**WHAT IS ASKED:** Reproduce every entry in the listing without alteration.

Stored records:
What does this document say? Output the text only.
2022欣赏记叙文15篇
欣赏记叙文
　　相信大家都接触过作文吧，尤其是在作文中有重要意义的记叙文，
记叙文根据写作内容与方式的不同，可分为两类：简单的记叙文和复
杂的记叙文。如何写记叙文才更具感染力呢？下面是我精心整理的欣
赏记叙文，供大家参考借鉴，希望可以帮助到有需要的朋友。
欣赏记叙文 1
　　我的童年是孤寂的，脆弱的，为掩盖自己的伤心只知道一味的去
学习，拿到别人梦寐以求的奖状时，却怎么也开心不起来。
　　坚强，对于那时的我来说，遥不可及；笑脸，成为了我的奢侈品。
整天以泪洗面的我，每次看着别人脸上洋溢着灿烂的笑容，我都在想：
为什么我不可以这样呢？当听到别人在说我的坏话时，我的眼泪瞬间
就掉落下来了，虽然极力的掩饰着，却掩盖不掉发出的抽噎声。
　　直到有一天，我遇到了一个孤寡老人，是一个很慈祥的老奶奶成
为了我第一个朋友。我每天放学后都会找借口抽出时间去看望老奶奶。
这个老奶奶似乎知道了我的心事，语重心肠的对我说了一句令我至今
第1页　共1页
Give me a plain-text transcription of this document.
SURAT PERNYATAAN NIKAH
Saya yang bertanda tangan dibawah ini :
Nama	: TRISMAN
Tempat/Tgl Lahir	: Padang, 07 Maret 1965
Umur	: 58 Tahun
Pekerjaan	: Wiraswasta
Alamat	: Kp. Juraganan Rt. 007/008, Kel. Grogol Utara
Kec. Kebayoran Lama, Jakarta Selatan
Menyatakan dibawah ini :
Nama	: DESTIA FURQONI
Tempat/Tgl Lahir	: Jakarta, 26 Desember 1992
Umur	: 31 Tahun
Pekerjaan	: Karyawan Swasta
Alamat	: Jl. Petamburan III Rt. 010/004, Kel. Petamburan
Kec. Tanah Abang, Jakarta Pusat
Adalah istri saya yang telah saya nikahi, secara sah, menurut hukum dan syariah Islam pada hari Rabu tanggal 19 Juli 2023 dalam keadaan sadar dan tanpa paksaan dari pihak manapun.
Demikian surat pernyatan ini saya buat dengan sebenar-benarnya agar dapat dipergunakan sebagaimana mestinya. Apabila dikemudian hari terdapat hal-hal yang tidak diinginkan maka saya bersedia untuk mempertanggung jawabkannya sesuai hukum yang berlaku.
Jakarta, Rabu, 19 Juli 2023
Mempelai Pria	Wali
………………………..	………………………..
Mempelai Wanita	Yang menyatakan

**WORKED SOLUTION:**
What does this document say? Output the text only.
2022欣赏记叙文15篇
欣赏记叙文
　　相信大家都接触过作文吧，尤其是在作文中有重要意义的记叙文，
记叙文根据写作内容与方式的不同，可分为两类：简单的记叙文和复
杂的记叙文。如何写记叙文才更具感染力呢？下面是我精心整理的欣
赏记叙文，供大家参考借鉴，希望可以帮助到有需要的朋友。
欣赏记叙文 1
　　我的童年是孤寂的，脆弱的，为掩盖自己的伤心只知道一味的去
学习，拿到别人梦寐以求的奖状时，却怎么也开心不起来。
　　坚强，对于那时的我来说，遥不可及；笑脸，成为了我的奢侈品。
整天以泪洗面的我，每次看着别人脸上洋溢着灿烂的笑容，我都在想：
为什么我不可以这样呢？当听到别人在说我的坏话时，我的眼泪瞬间
就掉落下来了，虽然极力的掩饰着，却掩盖不掉发出的抽噎声。
　　直到有一天，我遇到了一个孤寡老人，是一个很慈祥的老奶奶成
为了我第一个朋友。我每天放学后都会找借口抽出时间去看望老奶奶。
这个老奶奶似乎知道了我的心事，语重心肠的对我说了一句令我至今
第1页　共1页
Give me a plain-text transcription of this document.
SURAT PERNYATAAN NIKAH
Saya yang bertanda tangan dibawah ini :
Nama	: TRISMAN
Tempat/Tgl Lahir	: Padang, 07 Maret 1965
Umur	: 58 Tahun
Pekerjaan	: Wiraswasta
Alamat	: Kp. Juraganan Rt. 007/008, Kel. Grogol Utara
Kec. Kebayoran Lama, Jakarta Selatan
Menyatakan dibawah ini :
Nama	: DESTIA FURQONI
Tempat/Tgl Lahir	: Jakarta, 26 Desember 1992
Umur	: 31 Tahun
Pekerjaan	: Karyawan Swasta
Alamat	: Jl. Petamburan III Rt. 010/004, Kel. Petamburan
Kec. Tanah Abang, Jakarta Pusat
Adalah istri saya yang telah saya nikahi, secara sah, menurut hukum dan syariah Islam pada hari Rabu tanggal 19 Juli 2023 dalam keadaan sadar dan tanpa paksaan dari pihak manapun.
Demikian surat pernyatan ini saya buat dengan sebenar-benarnya agar dapat dipergunakan sebagaimana mestinya. Apabila dikemudian hari terdapat hal-hal yang tidak diinginkan maka saya bersedia untuk mempertanggung jawabkannya sesuai hukum yang berlaku.
Jakarta, Rabu, 19 Juli 2023
Mempelai Pria	Wali
………………………..	………………………..
Mempelai Wanita	Yang menyatakan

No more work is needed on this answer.